§ SET PROBLEM
Of the lines in this material, how many contain "into"? Answer with a single number only.
BEGIN DATA FOR THIS EXERCISE
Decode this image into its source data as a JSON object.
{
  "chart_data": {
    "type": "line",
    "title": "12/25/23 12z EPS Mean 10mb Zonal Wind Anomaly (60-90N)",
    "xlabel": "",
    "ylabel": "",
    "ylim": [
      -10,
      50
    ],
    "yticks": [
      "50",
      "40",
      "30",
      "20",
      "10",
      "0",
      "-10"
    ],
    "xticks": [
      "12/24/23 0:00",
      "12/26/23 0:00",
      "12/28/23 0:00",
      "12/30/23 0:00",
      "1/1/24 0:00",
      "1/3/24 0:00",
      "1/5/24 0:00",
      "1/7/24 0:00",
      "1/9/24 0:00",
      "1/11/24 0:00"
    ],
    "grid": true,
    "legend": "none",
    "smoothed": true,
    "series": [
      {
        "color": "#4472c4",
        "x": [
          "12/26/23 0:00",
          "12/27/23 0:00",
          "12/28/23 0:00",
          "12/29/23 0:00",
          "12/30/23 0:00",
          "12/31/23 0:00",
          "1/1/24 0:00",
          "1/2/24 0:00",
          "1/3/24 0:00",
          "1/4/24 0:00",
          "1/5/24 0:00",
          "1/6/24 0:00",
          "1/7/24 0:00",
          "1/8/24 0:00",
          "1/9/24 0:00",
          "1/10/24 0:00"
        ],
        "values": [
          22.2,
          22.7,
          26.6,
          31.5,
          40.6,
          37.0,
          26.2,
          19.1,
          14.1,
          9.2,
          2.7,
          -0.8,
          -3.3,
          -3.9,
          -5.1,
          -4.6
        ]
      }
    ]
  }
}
END DATA FOR THIS EXERCISE
BEGIN DATA FOR THIS EXERCISE
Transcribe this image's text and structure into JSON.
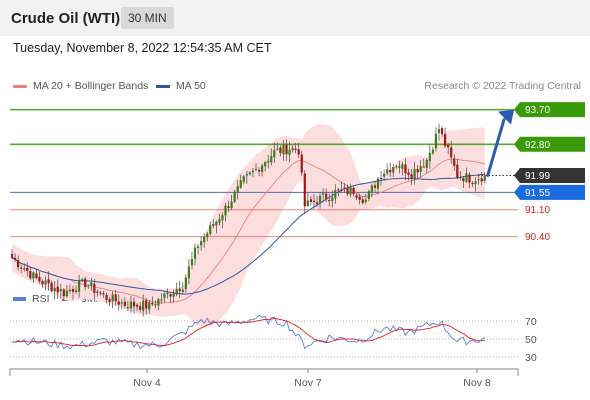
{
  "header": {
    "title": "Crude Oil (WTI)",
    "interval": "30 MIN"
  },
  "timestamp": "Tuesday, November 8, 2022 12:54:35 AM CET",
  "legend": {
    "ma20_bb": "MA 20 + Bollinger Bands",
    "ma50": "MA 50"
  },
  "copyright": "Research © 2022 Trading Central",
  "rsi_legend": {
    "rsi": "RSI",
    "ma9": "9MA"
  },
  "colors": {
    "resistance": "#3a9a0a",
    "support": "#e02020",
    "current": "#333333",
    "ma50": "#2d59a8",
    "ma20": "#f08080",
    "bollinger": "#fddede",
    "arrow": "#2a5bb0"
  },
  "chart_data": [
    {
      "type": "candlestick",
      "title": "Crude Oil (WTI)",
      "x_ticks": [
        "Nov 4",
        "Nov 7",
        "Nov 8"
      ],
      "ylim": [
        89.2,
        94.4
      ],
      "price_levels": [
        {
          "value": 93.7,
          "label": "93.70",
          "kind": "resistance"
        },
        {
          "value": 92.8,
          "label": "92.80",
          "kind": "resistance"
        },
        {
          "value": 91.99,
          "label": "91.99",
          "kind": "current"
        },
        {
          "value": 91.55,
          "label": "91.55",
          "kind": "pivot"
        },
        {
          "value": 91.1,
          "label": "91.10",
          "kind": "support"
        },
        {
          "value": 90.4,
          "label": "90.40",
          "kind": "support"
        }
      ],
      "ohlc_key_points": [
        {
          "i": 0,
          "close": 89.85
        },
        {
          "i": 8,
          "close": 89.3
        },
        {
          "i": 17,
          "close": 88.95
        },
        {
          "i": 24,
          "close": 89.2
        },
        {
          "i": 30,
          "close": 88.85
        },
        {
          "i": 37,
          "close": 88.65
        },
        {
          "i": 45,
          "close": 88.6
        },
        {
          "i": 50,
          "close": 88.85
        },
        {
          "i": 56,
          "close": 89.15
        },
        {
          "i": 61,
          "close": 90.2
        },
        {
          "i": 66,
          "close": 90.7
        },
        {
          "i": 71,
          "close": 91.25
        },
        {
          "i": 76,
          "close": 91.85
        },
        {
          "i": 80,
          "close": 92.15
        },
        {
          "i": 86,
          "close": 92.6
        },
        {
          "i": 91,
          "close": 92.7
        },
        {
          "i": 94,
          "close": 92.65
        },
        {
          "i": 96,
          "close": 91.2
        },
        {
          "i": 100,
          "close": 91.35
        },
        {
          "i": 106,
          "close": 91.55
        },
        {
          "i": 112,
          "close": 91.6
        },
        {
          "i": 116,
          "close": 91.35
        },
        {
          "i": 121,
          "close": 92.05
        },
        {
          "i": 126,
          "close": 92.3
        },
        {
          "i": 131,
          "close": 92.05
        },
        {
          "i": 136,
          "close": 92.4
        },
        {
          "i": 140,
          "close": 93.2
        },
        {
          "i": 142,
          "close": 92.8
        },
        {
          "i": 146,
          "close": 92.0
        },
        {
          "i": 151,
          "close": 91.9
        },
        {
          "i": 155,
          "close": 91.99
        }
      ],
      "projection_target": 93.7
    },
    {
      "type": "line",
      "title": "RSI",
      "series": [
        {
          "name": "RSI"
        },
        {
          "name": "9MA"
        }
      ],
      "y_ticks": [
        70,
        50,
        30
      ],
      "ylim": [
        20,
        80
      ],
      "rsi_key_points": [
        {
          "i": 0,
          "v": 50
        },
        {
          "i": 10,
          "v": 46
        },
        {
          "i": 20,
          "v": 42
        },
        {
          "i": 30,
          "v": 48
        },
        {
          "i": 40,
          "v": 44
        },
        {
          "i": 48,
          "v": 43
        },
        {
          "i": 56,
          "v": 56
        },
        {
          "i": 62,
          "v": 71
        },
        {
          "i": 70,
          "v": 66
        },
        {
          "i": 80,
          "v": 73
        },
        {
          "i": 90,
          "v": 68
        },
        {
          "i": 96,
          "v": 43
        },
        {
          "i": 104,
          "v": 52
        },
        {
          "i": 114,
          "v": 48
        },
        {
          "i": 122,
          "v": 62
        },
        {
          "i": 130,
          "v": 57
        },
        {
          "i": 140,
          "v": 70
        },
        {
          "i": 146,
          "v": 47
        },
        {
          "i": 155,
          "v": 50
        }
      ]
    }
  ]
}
END DATA FOR THIS EXERCISE
§ EXERCISE RESPONSE
2